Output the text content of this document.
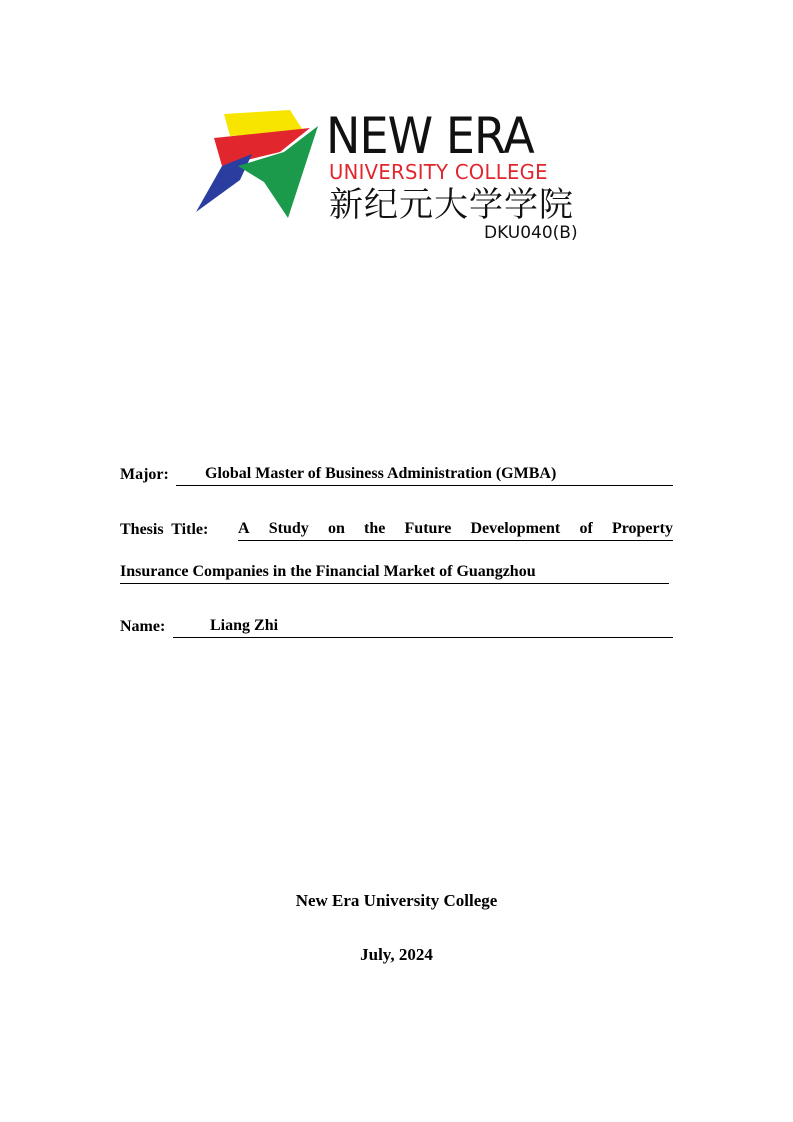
NEW ERA
UNIVERSITY COLLEGE
新纪元大学学院
DKU040(B)
Major:	Global Master of Business Administration (GMBA)
Thesis Title: A Study on the Future Development of Property
Insurance Companies in the Financial Market of Guangzhou
Name:	Liang Zhi
New Era University College
July, 2024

Exercise directions -
Omit the pictures and reproduce the listing exactly.

Solution for this exercise -
Output the text content of this document.
NEW ERA
UNIVERSITY COLLEGE
新纪元大学学院
DKU040(B)
Major:	Global Master of Business Administration (GMBA)
Thesis Title: A Study on the Future Development of Property
Insurance Companies in the Financial Market of Guangzhou
Name:	Liang Zhi
New Era University College
July, 2024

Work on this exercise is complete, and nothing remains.